WRITTEN REQUEST A: Reproduce the lines of the illustration dataset excerpts records verbatim, leaving out the pictures.
begin TEXT
By default, for the permutation test, `TTEST`

makes 999 random allocations of the data to the two samples (using a default seed), and determines the probability from the distribution of the t-statistic over these randomly generated data sets. Alternatively, you can set option `PERMMETHOD=difference`

to use the difference between the means instead of the t-statistic. The `NTIMES`

option allows you to request another number of allocations, and the `SEED`

option allows you to specify another seed. `TTEST`

checks whether `NTIMES`

is greater than the number of possible ways in which the data values can be allocated. If so, it does an exact test instead, which takes each possible allocation once. For a visual indication, you can set option `PLOT=histogram`

to display a histogram of the statistics from the permuted data sets, with a vertical line to show the position of the statistic from the original data set.
end TEXT
WRITTEN REQUEST B: Decide whether each statement below agrees with the text on the permutation test. Answer yes or no, and quote the exact deciding words from the text. (i) By default, TTEST makes 999 random allocations of the data to the two samples. (ii) Setting PERMMETHOD=difference makes TTEST use the ratio of the means in place of the t-statistic. (iii) With PLOT=histogram, a horizontal line marks the statistic from the original data set.
begin RECORDS TO USE
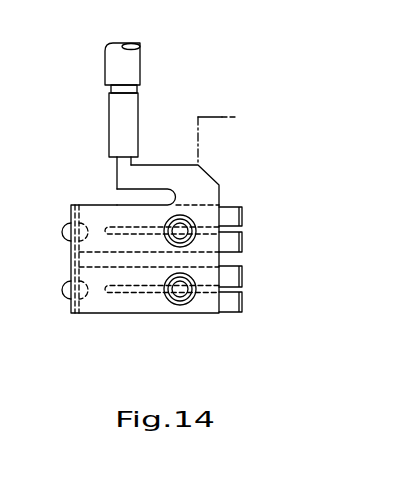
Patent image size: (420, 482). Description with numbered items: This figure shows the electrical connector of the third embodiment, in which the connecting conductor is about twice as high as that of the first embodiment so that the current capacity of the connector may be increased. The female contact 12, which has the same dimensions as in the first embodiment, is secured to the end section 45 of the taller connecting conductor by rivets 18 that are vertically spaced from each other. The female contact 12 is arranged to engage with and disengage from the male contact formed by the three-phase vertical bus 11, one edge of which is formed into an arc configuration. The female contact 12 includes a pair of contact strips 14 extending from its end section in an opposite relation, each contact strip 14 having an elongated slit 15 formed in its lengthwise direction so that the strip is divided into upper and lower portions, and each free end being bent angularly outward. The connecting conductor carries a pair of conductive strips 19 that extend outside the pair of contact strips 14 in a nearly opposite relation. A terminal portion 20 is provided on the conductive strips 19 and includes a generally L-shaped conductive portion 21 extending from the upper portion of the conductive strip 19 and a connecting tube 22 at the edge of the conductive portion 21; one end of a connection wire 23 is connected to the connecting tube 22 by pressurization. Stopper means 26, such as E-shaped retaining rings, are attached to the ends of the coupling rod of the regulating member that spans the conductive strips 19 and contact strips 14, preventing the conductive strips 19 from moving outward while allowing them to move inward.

The vertical bus 11 is at (238, 116).
The female contact 12 is at (254, 233).
The contact strip 14 is at (91, 247).
The elongated slit 15 is at (128, 232).
The rivet 18 is at (63, 232).
The conductive strip 19 is at (93, 313).
The terminal portion 20 is at (158, 150).
The conductive portion 21 is at (180, 187).
The connecting tube 22 is at (117, 119).
The connection wire 23 is at (112, 63).
The stopper means 26 is at (195, 224).
The end section 45 is at (71, 258).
end RECORDS TO USE
WRITTEN ANSWER A:
Patent image size: (420, 482). Description with numbered items: This figure shows the electrical connector of the third embodiment, in which the connecting conductor is about twice as high as that of the first embodiment so that the current capacity of the connector may be increased. The female contact 12, which has the same dimensions as in the first embodiment, is secured to the end section 45 of the taller connecting conductor by rivets 18 that are vertically spaced from each other. The female contact 12 is arranged to engage with and disengage from the male contact formed by the three-phase vertical bus 11, one edge of which is formed into an arc configuration. The female contact 12 includes a pair of contact strips 14 extending from its end section in an opposite relation, each contact strip 14 having an elongated slit 15 formed in its lengthwise direction so that the strip is divided into upper and lower portions, and each free end being bent angularly outward. The connecting conductor carries a pair of conductive strips 19 that extend outside the pair of contact strips 14 in a nearly opposite relation. A terminal portion 20 is provided on the conductive strips 19 and includes a generally L-shaped conductive portion 21 extending from the upper portion of the conductive strip 19 and a connecting tube 22 at the edge of the conductive portion 21; one end of a connection wire 23 is connected to the connecting tube 22 by pressurization. Stopper means 26, such as E-shaped retaining rings, are attached to the ends of the coupling rod of the regulating member that spans the conductive strips 19 and contact strips 14, preventing the conductive strips 19 from moving outward while allowing them to move inward.

The vertical bus 11 is at (238, 116).
The female contact 12 is at (254, 233).
The contact strip 14 is at (91, 247).
The elongated slit 15 is at (128, 232).
The rivet 18 is at (63, 232).
The conductive strip 19 is at (93, 313).
The terminal portion 20 is at (158, 150).
The conductive portion 21 is at (180, 187).
The connecting tube 22 is at (117, 119).
The connection wire 23 is at (112, 63).
The stopper means 26 is at (195, 224).
The end section 45 is at (71, 258).

WRITTEN ANSWER B:
(i) Yes: "makes 999 random allocations of the data to the two samples (using a default seed)"
(ii) No: "to use the difference between the means instead of the t-statistic"
(iii) No: "with a vertical line to show the position of the statistic from the original data set"